╭─ TEXT EXTRACT

Roll Result Roll 1 in 6 chance of treasure
1) Empty 1) 2d6x10 coins
2) dust 2) Jewelry 1-2 pieces
3) corpse 3) 1d4x100 coins + 1-4 gems
4) corpse 4) Magic Item
5) Ash Wraith
6) Mummy

Coins are 1-2 copper, 3-4 silver, 5 gold, 6 platinum.

This is simple and effective. However, it's also right near that random table quality we are talking about. Writing this down and adding it to your module isn't helping.  we are looking for more evocative and flavorful text.

Not just text worth paying for, but a real opportunity to delve into the unknown of another human's mind. So yeah, it's worth it.

Numenhalla Crypt table

The first crypt looted or investigating is filled with dust and a set of six pearl dice worth 100 gold each, they sell for 800 gold coins as a set. There's also a small cross set with tiny diamonds worth 900 gold coins.

Thereafter oll 2d6 when looting tombs. The first D6 determines the contents, the second D6 determines if there are valuables present (1 in 6). Conditions last until removed by the hazard die. Coins are 1-2 copper, 3-4 silver, 5 gold, 6 platinum.

1) Monster!
2) Empty
3) Dust
4) Corpse
5) Corpse
6) Oddity

Monster Table
1) Stuffed full of ash, swirls into room, 10-40 Ash Wraiths attack.
2) The corpse lurches free, flailing about. 1 zombie attacks.
3) The coffin contains a black ooze. Initially it stays motionless, lashing out to attack people at the most opportune moment.
4) While examining the crypt, spikes and shatters from the shadowplane burn through the area. These do 2d8 damage, with a DC 15 Dexterity saving throw for half (save versus breath weapon for half)
5) Ghouls have caught the scent of unearthed grave dust, 3d12 descend on the party.
6) Yellow mold bursts out of the crypt in a cloud 40 feet in diameter. It does 2d10 poison damage and grants the poison condition, unless a  DC 15 Constitution saving throw is made. The character takes another 1d10 damage at the start of each of their turns. They may attempt a save at the end of every round. (save versus poison or die).
7) Winds and sand blow out of the crypt as a mummy lashes out at the party
8) When even gently disturbed, a swarm of crawling claws pushes open the crypt and attacks.

╰─
╭─ PROVIDED ENTRIES

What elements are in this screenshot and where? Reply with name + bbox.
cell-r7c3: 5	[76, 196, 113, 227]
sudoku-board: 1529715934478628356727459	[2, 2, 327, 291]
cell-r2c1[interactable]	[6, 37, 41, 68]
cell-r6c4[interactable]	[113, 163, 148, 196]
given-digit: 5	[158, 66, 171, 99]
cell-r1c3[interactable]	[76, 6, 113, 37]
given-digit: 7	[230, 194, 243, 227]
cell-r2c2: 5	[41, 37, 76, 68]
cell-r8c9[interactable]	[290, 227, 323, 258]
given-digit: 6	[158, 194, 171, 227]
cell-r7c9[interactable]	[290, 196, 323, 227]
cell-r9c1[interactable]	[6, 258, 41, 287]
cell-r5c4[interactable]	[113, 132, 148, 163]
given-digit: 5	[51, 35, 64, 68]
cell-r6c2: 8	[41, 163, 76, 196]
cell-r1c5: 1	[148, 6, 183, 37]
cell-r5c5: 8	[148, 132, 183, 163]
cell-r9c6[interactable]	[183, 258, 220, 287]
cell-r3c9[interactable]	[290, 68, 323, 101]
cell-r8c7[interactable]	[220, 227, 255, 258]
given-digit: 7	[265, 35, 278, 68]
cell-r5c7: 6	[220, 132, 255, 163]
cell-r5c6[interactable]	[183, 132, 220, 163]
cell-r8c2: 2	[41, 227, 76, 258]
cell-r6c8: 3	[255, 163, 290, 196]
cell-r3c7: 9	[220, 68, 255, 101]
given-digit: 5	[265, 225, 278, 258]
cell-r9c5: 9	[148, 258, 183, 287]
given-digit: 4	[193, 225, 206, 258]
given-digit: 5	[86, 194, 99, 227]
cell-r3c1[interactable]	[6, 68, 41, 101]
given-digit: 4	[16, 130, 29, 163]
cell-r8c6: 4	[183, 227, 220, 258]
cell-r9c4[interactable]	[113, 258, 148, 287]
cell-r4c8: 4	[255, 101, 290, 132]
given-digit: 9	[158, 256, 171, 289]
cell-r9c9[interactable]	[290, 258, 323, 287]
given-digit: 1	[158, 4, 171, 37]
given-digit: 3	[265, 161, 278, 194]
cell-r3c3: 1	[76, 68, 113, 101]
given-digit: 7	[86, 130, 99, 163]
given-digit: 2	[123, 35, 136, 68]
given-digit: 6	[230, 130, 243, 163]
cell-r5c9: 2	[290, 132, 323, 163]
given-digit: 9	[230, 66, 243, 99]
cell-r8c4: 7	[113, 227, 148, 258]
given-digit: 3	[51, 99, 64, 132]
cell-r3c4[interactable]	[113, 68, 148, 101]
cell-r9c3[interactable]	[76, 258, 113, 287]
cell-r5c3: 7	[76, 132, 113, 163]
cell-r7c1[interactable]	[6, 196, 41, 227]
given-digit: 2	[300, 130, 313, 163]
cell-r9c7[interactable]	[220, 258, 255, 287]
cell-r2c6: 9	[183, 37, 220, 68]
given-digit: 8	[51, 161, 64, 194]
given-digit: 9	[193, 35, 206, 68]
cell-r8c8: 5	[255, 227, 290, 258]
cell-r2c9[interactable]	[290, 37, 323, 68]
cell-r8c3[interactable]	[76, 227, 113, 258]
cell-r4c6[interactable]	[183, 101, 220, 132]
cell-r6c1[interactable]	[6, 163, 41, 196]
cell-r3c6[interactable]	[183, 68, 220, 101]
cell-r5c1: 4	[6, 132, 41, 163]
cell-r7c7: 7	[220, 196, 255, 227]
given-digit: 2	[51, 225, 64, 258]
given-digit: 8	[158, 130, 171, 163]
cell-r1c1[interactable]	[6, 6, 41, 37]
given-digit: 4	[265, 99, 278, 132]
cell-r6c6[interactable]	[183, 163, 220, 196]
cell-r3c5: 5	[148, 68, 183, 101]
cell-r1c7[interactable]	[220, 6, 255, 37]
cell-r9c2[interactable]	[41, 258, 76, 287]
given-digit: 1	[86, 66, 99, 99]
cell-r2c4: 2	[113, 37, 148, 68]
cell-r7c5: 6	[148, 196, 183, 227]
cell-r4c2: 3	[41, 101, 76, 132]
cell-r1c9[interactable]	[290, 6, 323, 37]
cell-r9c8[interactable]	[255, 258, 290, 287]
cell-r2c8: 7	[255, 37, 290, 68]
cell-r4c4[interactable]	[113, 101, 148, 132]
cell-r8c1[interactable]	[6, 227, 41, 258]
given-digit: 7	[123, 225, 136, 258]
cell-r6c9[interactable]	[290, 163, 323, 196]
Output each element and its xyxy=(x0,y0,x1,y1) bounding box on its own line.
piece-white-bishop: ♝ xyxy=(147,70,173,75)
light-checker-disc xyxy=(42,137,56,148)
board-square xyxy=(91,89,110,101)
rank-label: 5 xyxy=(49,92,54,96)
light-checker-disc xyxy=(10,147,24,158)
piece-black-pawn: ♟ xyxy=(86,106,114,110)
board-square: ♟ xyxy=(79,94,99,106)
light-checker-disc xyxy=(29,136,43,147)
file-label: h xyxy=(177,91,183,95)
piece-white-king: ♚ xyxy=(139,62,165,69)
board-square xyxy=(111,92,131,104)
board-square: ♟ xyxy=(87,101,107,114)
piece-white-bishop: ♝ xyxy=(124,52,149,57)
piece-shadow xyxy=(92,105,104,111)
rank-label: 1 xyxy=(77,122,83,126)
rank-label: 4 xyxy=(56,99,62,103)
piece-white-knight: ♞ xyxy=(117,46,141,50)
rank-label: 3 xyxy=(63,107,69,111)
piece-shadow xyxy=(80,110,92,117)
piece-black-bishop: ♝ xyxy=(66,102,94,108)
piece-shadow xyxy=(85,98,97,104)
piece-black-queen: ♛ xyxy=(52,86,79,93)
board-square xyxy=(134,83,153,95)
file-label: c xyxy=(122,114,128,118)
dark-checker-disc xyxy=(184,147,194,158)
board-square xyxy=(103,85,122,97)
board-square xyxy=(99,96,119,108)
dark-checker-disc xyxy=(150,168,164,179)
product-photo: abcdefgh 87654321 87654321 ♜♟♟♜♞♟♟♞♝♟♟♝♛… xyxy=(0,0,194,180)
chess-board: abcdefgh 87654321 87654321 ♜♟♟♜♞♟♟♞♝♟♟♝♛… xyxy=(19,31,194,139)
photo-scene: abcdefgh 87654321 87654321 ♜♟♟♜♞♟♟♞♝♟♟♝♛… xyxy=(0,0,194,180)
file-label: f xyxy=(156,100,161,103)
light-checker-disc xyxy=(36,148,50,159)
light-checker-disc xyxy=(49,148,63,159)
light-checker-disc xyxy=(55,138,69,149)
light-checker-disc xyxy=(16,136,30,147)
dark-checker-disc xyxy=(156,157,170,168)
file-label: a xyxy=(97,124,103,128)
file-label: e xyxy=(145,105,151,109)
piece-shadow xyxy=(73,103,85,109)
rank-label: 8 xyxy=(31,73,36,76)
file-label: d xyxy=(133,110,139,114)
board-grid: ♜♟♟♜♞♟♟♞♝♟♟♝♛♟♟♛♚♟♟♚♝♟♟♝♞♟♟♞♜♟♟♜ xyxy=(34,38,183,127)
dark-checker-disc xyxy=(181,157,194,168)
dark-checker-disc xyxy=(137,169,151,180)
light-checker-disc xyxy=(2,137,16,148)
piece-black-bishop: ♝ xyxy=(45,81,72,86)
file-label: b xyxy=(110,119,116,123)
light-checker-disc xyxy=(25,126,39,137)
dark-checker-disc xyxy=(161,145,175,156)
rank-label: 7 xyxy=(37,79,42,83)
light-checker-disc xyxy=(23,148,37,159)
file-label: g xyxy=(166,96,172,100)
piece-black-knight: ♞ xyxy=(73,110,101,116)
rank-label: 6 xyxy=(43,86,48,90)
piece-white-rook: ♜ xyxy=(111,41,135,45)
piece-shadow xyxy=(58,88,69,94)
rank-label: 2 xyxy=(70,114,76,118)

╰─

WHAT IS ASKED.
(A) In the crypt table text, how many gold coins does the set of six pearl dice sell for?
(B) Duplicate the records from their first line through the line containing "130, 29, 163]", including both ends.
The crypt table text and the records have no connection to each other.

EXPECTED OUTPUTS.
(A) The set sells for 800 gold coins.

(B)
What elements are in this screenshot and where? Reply with name + bbox.
cell-r7c3: 5	[76, 196, 113, 227]
sudoku-board: 1529715934478628356727459	[2, 2, 327, 291]
cell-r2c1[interactable]	[6, 37, 41, 68]
cell-r6c4[interactable]	[113, 163, 148, 196]
given-digit: 5	[158, 66, 171, 99]
cell-r1c3[interactable]	[76, 6, 113, 37]
given-digit: 7	[230, 194, 243, 227]
cell-r2c2: 5	[41, 37, 76, 68]
cell-r8c9[interactable]	[290, 227, 323, 258]
given-digit: 6	[158, 194, 171, 227]
cell-r7c9[interactable]	[290, 196, 323, 227]
cell-r9c1[interactable]	[6, 258, 41, 287]
cell-r5c4[interactable]	[113, 132, 148, 163]
given-digit: 5	[51, 35, 64, 68]
cell-r6c2: 8	[41, 163, 76, 196]
cell-r1c5: 1	[148, 6, 183, 37]
cell-r5c5: 8	[148, 132, 183, 163]
cell-r9c6[interactable]	[183, 258, 220, 287]
cell-r3c9[interactable]	[290, 68, 323, 101]
cell-r8c7[interactable]	[220, 227, 255, 258]
given-digit: 7	[265, 35, 278, 68]
cell-r5c7: 6	[220, 132, 255, 163]
cell-r5c6[interactable]	[183, 132, 220, 163]
cell-r8c2: 2	[41, 227, 76, 258]
cell-r6c8: 3	[255, 163, 290, 196]
cell-r3c7: 9	[220, 68, 255, 101]
given-digit: 5	[265, 225, 278, 258]
cell-r9c5: 9	[148, 258, 183, 287]
given-digit: 4	[193, 225, 206, 258]
given-digit: 5	[86, 194, 99, 227]
cell-r3c1[interactable]	[6, 68, 41, 101]
given-digit: 4	[16, 130, 29, 163]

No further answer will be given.